◆ SHORT EXERCISE: Could you repeat the records below exactly, leaving out any pictures?

◆ GIVEN RECORDS:
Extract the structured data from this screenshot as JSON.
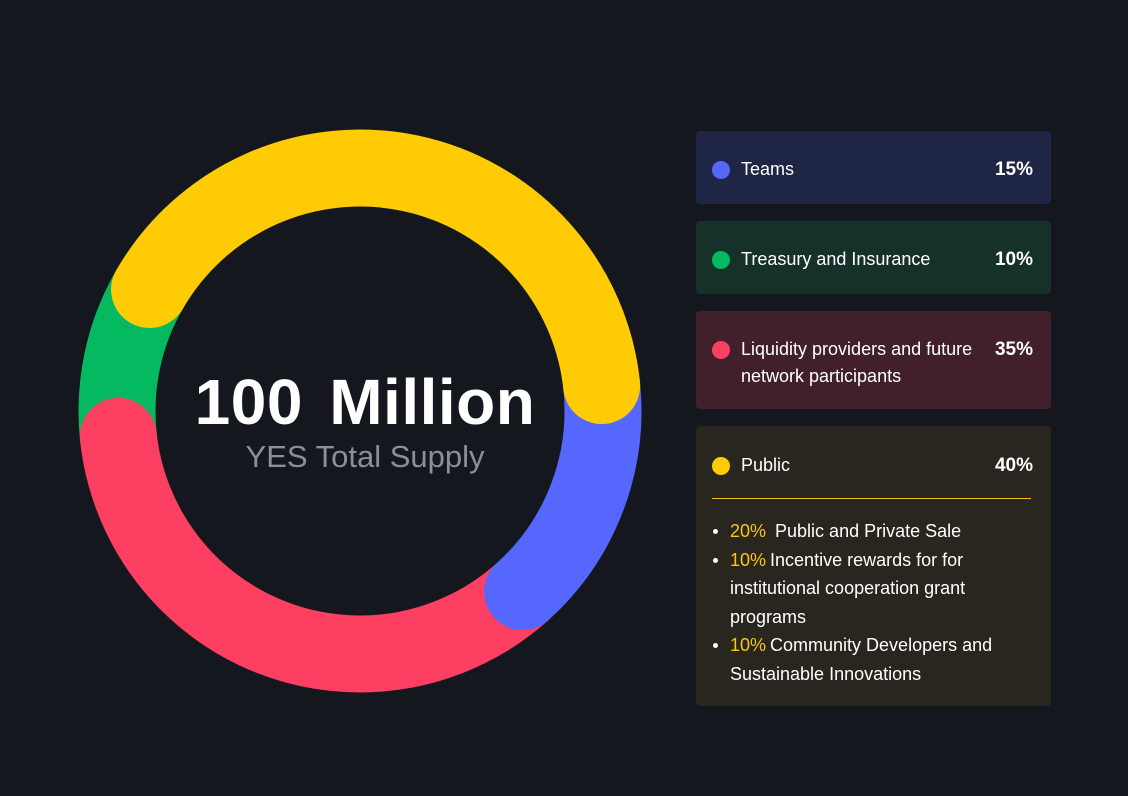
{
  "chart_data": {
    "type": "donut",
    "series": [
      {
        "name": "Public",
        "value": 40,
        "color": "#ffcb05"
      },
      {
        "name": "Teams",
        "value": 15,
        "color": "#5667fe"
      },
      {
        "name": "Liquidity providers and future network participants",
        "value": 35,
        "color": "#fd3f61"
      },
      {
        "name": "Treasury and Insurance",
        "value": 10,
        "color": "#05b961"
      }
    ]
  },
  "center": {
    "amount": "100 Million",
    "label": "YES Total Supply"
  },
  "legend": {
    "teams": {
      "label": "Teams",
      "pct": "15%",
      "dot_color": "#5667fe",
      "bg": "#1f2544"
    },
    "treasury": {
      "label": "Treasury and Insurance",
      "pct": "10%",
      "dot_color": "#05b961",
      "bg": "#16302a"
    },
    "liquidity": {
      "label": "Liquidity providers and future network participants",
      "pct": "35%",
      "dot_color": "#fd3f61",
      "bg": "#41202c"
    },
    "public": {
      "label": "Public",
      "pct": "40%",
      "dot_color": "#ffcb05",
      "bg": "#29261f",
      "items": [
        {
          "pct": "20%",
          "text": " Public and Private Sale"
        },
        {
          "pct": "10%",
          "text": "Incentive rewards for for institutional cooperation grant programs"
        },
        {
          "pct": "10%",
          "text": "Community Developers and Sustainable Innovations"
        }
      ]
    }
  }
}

◆ OUTPUT OF THE EXERCISE:
Extract the structured data from this screenshot as JSON.
{
  "chart_data": {
    "type": "donut",
    "series": [
      {
        "name": "Public",
        "value": 40,
        "color": "#ffcb05"
      },
      {
        "name": "Teams",
        "value": 15,
        "color": "#5667fe"
      },
      {
        "name": "Liquidity providers and future network participants",
        "value": 35,
        "color": "#fd3f61"
      },
      {
        "name": "Treasury and Insurance",
        "value": 10,
        "color": "#05b961"
      }
    ]
  },
  "center": {
    "amount": "100 Million",
    "label": "YES Total Supply"
  },
  "legend": {
    "teams": {
      "label": "Teams",
      "pct": "15%",
      "dot_color": "#5667fe",
      "bg": "#1f2544"
    },
    "treasury": {
      "label": "Treasury and Insurance",
      "pct": "10%",
      "dot_color": "#05b961",
      "bg": "#16302a"
    },
    "liquidity": {
      "label": "Liquidity providers and future network participants",
      "pct": "35%",
      "dot_color": "#fd3f61",
      "bg": "#41202c"
    },
    "public": {
      "label": "Public",
      "pct": "40%",
      "dot_color": "#ffcb05",
      "bg": "#29261f",
      "items": [
        {
          "pct": "20%",
          "text": " Public and Private Sale"
        },
        {
          "pct": "10%",
          "text": "Incentive rewards for for institutional cooperation grant programs"
        },
        {
          "pct": "10%",
          "text": "Community Developers and Sustainable Innovations"
        }
      ]
    }
  }
}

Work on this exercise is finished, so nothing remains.